Dataset excerpts →
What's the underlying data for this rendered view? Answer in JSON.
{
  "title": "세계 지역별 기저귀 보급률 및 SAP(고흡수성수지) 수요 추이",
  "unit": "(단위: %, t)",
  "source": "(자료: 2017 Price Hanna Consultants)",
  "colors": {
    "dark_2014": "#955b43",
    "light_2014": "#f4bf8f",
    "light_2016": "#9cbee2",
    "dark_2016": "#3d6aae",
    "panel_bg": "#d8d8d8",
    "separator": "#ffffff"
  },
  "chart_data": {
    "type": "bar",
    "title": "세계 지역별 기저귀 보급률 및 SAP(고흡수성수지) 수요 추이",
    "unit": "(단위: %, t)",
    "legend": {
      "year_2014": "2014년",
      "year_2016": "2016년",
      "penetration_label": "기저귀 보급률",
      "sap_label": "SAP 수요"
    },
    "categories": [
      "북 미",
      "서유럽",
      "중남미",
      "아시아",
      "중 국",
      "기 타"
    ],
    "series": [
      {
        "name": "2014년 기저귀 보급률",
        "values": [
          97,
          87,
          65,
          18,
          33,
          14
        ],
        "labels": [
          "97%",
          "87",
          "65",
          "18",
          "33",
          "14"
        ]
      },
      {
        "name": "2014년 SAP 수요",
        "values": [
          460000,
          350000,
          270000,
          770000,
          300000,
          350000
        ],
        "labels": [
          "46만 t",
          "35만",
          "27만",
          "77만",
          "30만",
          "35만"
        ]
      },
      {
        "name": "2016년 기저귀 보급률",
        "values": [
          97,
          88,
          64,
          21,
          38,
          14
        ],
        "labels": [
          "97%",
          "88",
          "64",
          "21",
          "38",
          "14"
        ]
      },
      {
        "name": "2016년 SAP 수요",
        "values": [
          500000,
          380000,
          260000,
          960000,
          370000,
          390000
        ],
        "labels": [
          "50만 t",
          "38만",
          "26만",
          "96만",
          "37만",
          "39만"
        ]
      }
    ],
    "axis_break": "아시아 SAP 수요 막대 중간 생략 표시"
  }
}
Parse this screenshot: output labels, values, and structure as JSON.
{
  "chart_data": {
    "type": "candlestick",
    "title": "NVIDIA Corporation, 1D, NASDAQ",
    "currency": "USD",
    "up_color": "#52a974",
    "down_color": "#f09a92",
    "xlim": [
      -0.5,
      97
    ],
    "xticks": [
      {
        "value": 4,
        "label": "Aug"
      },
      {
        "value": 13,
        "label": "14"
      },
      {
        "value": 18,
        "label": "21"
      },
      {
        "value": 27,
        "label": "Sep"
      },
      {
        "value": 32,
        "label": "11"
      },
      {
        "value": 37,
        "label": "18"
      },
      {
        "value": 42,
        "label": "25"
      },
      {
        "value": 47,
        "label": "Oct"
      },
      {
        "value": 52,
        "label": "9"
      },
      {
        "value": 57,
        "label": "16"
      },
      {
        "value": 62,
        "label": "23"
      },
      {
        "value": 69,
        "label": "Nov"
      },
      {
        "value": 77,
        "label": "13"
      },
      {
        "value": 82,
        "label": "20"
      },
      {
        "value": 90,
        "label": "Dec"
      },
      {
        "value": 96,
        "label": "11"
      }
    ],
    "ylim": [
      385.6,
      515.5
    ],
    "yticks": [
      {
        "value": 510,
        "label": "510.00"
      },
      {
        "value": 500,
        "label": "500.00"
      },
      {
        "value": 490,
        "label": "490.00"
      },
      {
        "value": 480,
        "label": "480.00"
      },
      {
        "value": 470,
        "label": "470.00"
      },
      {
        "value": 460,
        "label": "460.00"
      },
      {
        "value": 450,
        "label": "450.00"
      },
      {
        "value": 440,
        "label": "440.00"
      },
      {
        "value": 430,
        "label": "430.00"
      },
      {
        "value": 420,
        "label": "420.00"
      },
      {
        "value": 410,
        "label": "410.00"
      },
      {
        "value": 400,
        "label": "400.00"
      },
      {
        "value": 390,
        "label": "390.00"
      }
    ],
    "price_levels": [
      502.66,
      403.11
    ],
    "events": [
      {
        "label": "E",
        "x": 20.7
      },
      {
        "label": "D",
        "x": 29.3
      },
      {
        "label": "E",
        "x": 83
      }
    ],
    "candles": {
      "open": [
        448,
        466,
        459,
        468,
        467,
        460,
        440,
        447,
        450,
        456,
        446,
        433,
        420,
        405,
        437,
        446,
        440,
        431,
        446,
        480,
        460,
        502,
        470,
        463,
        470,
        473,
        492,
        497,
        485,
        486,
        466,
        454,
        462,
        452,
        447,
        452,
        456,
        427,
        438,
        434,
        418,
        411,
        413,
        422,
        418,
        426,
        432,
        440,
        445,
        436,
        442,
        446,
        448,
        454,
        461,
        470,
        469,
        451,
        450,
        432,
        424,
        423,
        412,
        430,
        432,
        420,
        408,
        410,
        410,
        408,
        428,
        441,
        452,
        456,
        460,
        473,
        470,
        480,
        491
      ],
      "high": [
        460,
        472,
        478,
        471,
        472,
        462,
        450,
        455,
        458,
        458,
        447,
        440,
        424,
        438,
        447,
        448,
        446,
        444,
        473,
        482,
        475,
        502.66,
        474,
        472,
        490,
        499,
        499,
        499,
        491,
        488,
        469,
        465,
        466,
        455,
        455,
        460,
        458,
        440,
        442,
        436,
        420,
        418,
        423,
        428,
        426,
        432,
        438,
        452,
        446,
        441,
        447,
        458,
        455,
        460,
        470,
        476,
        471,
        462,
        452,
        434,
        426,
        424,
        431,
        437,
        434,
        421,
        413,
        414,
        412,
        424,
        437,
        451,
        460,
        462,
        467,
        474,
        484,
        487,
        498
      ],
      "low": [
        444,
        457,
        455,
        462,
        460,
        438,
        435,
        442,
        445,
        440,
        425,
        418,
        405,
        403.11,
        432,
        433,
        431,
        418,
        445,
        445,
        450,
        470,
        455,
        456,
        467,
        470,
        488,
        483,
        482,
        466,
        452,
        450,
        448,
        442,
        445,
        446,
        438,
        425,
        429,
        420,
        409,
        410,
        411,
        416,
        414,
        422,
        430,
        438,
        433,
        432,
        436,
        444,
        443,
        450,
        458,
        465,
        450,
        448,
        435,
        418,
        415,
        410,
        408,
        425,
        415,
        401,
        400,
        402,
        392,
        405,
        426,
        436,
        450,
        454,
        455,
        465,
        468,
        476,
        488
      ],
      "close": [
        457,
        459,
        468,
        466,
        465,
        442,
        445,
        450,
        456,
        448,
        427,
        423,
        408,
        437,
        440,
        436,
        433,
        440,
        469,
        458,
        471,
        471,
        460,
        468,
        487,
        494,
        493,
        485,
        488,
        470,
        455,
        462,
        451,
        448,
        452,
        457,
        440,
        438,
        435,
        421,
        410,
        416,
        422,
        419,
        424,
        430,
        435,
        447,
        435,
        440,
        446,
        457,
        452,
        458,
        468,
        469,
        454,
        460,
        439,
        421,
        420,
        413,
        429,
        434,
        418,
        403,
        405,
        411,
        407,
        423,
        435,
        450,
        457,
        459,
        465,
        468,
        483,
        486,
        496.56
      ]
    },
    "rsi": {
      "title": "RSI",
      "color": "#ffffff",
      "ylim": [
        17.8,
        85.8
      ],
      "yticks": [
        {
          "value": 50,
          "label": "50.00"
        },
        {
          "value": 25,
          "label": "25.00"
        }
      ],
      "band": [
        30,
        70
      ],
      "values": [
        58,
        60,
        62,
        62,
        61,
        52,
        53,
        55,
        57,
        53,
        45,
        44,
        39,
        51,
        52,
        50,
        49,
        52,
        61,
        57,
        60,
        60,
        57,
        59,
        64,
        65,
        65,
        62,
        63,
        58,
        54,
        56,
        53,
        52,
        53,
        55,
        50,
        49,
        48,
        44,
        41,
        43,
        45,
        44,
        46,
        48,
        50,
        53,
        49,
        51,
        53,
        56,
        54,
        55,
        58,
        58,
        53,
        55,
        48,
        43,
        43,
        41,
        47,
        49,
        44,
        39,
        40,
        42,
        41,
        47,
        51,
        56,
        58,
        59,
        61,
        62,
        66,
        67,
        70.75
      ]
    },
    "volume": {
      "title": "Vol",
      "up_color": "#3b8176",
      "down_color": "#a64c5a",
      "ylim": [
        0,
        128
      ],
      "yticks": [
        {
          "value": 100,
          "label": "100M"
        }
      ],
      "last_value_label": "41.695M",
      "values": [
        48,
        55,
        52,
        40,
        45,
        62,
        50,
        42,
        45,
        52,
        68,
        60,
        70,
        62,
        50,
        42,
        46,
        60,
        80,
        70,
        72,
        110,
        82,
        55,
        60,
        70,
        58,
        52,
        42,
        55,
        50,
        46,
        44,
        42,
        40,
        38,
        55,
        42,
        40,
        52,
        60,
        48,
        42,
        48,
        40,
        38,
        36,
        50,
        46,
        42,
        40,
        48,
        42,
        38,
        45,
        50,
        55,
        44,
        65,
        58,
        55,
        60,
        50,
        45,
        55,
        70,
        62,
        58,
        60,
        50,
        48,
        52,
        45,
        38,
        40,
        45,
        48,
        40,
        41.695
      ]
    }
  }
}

Challenge →
Pull every line containing "this" out of the data above.

Correct result →
What's the underlying data for this rendered view? Answer in JSON.
Parse this screenshot: output labels, values, and structure as JSON.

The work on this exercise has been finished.